_Exercise goal:_ Work out how many lines hold the string "排放速率". Give that number and nothing more.

[Dataset records]
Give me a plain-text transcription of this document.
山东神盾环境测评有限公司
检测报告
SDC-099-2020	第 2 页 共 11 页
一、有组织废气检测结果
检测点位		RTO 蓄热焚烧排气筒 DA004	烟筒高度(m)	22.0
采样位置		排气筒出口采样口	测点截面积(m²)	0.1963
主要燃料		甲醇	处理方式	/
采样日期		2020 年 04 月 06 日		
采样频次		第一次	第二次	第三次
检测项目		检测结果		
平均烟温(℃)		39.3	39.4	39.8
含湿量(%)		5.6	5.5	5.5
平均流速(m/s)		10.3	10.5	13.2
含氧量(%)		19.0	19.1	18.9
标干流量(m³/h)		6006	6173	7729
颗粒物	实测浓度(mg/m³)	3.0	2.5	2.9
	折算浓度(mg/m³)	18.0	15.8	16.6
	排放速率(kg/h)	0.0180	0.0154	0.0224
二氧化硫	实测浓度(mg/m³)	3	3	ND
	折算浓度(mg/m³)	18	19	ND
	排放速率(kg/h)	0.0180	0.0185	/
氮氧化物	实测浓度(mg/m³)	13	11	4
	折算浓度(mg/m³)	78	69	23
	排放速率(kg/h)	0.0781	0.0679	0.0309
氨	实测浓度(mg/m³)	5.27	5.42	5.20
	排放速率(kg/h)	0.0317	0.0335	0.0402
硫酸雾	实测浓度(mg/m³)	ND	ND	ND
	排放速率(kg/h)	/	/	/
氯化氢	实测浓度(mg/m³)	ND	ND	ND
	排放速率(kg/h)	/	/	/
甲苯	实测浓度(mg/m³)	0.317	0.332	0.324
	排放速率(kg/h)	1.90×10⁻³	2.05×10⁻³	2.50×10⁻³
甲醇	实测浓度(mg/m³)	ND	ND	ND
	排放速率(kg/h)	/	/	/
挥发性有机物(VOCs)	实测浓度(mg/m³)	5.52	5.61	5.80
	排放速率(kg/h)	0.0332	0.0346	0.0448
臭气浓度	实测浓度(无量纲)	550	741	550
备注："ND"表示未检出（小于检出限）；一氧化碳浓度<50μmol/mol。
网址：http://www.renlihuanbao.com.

==

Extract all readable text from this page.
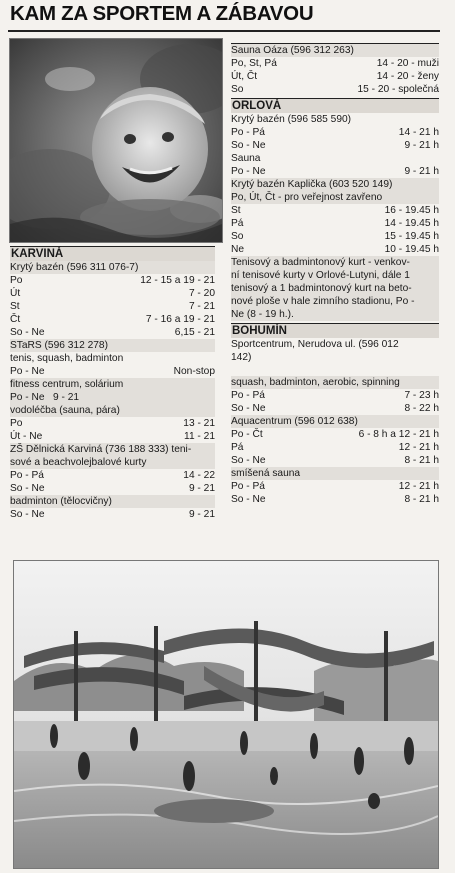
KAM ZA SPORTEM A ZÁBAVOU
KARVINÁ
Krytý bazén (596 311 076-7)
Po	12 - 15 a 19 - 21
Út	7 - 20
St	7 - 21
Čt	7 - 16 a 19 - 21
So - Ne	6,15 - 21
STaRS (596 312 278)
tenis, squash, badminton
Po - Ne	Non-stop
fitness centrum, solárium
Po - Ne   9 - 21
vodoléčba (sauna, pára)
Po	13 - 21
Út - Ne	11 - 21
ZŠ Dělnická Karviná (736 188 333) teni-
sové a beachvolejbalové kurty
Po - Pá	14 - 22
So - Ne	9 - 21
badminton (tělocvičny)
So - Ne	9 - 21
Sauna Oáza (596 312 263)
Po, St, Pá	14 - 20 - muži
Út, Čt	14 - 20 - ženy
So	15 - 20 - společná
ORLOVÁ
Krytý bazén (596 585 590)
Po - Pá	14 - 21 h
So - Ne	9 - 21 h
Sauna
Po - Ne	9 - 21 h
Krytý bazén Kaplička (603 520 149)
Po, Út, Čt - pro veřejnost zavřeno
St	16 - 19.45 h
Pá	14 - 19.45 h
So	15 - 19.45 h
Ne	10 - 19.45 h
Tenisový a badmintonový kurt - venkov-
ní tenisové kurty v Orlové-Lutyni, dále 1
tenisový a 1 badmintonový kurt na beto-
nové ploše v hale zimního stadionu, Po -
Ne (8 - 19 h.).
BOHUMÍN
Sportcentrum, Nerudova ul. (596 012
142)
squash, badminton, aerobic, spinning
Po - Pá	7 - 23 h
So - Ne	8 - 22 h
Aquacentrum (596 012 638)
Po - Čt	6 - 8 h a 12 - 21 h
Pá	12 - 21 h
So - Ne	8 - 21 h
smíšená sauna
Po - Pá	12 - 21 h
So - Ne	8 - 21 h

* * *

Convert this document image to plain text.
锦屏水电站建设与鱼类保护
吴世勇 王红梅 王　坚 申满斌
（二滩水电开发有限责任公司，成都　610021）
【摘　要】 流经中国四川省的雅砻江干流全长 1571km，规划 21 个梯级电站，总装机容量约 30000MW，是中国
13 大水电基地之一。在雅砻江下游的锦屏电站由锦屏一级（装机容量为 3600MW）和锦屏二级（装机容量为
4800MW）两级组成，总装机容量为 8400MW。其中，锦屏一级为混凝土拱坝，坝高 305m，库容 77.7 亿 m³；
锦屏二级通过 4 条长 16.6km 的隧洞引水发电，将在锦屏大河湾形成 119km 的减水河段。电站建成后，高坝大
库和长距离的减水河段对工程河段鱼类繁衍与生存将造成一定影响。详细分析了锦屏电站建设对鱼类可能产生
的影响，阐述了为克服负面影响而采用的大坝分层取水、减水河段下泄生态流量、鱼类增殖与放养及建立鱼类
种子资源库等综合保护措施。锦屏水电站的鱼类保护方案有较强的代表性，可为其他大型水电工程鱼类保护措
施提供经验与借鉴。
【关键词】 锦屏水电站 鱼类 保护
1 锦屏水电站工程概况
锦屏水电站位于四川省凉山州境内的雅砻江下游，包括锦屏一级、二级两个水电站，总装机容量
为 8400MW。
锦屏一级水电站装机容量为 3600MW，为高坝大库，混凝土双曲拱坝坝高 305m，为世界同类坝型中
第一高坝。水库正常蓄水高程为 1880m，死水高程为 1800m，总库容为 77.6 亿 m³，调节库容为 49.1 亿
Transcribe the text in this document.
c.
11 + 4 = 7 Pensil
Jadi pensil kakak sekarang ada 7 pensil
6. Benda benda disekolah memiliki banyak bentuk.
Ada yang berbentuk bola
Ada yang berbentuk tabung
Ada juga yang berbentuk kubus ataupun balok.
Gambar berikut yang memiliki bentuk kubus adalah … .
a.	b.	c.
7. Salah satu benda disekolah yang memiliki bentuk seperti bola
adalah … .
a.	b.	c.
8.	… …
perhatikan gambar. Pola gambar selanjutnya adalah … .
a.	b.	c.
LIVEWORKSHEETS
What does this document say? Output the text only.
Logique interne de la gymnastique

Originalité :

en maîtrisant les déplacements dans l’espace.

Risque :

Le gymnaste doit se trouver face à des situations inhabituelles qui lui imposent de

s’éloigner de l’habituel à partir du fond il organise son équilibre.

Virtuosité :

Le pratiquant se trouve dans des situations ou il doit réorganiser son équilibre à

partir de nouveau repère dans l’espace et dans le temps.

_Task response:_ 9